■ **Your task**: In the listing below, locate the lines that hold the string "Допустимые". Copy those lines.

■ **Dataset records**:
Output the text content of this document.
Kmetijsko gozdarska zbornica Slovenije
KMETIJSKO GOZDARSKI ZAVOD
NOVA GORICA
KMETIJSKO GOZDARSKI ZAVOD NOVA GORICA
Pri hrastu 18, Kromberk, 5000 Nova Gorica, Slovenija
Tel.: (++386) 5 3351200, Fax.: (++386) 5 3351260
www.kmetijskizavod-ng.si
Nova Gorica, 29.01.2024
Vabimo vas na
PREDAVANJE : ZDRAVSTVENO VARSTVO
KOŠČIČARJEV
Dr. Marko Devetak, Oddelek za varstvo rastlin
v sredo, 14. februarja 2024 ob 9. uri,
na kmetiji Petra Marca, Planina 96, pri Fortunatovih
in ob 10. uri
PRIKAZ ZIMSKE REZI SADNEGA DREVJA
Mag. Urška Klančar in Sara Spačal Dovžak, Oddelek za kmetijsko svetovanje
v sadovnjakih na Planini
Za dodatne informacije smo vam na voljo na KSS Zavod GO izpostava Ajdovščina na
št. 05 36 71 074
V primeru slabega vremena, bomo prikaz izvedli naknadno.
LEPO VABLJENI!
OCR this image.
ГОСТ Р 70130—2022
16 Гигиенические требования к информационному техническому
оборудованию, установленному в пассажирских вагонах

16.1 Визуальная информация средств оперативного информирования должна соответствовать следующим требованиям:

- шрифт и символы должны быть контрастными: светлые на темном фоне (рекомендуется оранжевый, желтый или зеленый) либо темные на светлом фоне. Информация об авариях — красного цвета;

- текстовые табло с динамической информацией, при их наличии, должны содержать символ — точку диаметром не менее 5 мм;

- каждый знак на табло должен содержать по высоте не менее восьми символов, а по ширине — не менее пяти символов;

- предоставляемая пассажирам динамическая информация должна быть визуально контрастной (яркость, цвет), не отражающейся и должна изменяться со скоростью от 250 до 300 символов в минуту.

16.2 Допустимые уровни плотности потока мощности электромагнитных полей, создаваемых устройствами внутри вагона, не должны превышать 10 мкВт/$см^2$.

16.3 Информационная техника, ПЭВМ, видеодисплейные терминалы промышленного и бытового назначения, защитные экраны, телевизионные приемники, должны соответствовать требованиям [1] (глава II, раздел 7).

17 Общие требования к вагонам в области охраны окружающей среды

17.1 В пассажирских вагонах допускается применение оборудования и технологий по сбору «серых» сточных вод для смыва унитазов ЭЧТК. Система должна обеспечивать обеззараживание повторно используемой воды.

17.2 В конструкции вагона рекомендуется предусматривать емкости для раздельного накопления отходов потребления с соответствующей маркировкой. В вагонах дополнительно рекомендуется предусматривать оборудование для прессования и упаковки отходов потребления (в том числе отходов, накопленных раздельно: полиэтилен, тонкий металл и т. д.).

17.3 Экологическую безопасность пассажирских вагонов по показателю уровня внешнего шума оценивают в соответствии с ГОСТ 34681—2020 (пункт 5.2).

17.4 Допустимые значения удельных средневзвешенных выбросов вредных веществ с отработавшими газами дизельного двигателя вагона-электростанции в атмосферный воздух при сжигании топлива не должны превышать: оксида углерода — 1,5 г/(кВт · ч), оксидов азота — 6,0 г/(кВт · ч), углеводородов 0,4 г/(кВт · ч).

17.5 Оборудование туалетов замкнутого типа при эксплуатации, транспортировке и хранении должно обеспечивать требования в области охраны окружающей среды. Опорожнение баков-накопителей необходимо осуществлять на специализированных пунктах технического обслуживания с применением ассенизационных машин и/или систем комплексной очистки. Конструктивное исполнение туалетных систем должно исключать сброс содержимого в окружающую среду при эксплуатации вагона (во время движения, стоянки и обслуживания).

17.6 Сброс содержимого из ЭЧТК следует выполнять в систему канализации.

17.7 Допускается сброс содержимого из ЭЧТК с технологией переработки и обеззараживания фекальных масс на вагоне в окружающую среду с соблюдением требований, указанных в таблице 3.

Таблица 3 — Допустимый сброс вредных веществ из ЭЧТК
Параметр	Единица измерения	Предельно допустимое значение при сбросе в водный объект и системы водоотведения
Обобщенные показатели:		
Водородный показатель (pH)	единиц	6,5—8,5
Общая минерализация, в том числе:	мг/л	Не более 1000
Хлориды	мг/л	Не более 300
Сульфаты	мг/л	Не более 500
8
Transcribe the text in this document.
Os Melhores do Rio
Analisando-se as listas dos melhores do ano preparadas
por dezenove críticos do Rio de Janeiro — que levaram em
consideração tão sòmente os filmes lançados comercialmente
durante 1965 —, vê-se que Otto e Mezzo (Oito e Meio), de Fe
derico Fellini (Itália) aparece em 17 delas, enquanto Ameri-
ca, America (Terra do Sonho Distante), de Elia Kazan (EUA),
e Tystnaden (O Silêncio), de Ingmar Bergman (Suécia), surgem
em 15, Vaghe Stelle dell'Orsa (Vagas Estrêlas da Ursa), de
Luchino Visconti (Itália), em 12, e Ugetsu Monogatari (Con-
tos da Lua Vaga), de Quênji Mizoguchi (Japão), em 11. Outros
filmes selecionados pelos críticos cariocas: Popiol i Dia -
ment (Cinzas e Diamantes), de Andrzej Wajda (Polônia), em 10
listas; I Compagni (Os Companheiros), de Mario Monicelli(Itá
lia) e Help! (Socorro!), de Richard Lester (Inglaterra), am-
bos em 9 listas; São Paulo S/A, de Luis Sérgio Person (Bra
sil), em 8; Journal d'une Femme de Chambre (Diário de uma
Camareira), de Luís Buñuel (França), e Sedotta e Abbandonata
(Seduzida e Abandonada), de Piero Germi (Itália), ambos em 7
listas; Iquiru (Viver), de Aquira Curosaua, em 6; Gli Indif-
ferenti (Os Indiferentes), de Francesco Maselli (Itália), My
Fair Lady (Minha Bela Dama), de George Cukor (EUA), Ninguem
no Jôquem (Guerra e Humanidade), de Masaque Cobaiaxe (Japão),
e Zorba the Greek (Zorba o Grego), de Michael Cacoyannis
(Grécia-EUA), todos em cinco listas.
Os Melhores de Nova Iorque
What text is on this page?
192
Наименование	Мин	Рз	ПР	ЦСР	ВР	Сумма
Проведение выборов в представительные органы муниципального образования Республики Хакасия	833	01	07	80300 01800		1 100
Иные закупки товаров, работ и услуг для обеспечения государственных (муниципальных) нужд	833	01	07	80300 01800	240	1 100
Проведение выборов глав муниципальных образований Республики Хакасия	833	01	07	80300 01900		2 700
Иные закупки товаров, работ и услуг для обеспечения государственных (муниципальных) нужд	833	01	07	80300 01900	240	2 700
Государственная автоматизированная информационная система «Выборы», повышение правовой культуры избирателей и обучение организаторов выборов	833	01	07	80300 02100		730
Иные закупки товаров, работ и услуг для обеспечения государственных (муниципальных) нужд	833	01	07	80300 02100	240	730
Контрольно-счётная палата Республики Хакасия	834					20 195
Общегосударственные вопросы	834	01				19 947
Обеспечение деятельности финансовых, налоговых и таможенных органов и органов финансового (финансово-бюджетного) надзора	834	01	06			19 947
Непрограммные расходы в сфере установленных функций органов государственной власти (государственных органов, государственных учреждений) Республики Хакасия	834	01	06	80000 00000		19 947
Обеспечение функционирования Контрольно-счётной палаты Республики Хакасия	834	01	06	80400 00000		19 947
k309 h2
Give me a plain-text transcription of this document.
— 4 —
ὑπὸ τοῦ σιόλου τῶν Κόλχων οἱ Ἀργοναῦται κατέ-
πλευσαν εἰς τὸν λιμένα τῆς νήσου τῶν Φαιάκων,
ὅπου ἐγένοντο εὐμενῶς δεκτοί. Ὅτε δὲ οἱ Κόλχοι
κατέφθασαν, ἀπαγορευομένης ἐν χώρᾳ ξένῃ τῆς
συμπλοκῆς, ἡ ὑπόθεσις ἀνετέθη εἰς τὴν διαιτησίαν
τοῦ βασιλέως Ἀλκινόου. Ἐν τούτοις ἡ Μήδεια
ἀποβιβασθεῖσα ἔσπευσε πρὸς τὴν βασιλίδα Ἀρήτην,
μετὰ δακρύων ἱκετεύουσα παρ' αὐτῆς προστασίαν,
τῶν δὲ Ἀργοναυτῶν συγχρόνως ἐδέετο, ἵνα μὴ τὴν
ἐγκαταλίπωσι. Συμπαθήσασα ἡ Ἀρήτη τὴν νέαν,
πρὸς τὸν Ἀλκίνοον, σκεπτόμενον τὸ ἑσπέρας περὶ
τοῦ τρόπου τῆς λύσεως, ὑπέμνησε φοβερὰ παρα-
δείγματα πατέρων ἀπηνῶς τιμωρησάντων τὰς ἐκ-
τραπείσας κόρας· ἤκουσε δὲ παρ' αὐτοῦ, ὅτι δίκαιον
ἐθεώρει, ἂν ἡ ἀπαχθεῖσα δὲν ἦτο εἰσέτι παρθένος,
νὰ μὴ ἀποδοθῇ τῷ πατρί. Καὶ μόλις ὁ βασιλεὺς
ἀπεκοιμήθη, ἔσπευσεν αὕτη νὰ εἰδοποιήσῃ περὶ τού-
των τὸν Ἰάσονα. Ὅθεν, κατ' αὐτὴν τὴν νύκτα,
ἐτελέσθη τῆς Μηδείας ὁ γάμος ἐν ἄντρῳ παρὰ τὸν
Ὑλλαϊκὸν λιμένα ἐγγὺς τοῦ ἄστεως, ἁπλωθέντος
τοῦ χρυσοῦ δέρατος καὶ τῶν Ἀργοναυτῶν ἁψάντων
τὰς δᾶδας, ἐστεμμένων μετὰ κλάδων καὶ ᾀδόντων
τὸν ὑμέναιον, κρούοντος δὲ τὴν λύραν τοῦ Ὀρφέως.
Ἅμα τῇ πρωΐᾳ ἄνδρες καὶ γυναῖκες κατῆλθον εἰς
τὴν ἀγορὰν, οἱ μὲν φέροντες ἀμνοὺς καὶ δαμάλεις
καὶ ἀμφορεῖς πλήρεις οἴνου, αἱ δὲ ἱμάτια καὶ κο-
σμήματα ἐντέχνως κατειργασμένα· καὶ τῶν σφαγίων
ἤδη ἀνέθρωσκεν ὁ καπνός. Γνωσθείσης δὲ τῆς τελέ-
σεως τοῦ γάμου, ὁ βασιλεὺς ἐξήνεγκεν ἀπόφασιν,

■ **Answer**:
16.2 Допустимые уровни плотности потока мощности электромагнитных полей, создаваемых устройствами внутри вагона, не должны превышать 10 мкВт/$см^2$.
17.4 Допустимые значения удельных средневзвешенных выбросов вредных веществ с отработавшими газами дизельного двигателя вагона-электростанции в атмосферный воздух при сжигании топлива не должны превышать: оксида углерода — 1,5 г/(кВт · ч), оксидов азота — 6,0 г/(кВт · ч), углеводородов 0,4 г/(кВт · ч).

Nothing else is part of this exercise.